__MATERIAL__:
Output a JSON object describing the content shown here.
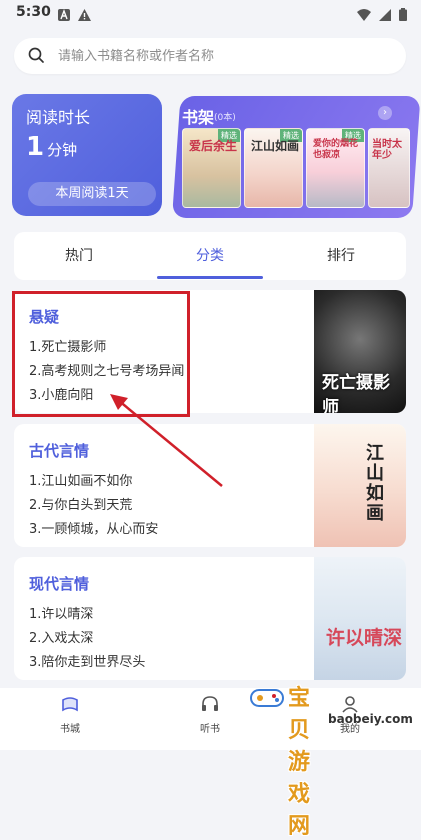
{
  "status": {
    "time": "5:30"
  },
  "search": {
    "placeholder": "请输入书籍名称或作者名称"
  },
  "reading": {
    "title": "阅读时长",
    "value": "1",
    "unit": "分钟",
    "week": "本周阅读1天"
  },
  "bookshelf": {
    "title": "书架",
    "count": "(0本)",
    "books": [
      {
        "cover_text": "爱后余生",
        "tag": "精选"
      },
      {
        "cover_text": "江山如画",
        "tag": "精选"
      },
      {
        "cover_text": "爱你的烟花也寂凉",
        "tag": "精选"
      },
      {
        "cover_text": "当时太年少",
        "tag": ""
      }
    ]
  },
  "tabs": [
    {
      "label": "热门"
    },
    {
      "label": "分类",
      "active": true
    },
    {
      "label": "排行"
    }
  ],
  "categories": [
    {
      "title": "悬疑",
      "items": [
        "1.死亡摄影师",
        "2.高考规则之七号考场异闻",
        "3.小鹿向阳"
      ],
      "cover_title": "死亡摄影师"
    },
    {
      "title": "古代言情",
      "items": [
        "1.江山如画不如你",
        "2.与你白头到天荒",
        "3.一顾倾城，从心而安"
      ],
      "cover_title": "江山如画"
    },
    {
      "title": "现代言情",
      "items": [
        "1.许以晴深",
        "2.入戏太深",
        "3.陪你走到世界尽头"
      ],
      "cover_title": "许以晴深"
    }
  ],
  "nav": [
    {
      "label": "书城",
      "icon": "book-city-icon"
    },
    {
      "label": "听书",
      "icon": "headphones-icon"
    },
    {
      "label": "我的",
      "icon": "profile-icon"
    }
  ],
  "watermark": {
    "text": "宝贝游戏网",
    "url": "baobeiy.com"
  },
  "colors": {
    "accent": "#4f5fdc",
    "highlight": "#d0202a"
  }
}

__GIVEN INSTRUCTION__:
Locate all lines holding the word "label", then copy them out.

__EXERCISE RESPONSE__:
      "label": "热门"
      "label": "分类",
      "label": "排行"
      "label": "书城",
      "label": "听书",
      "label": "我的",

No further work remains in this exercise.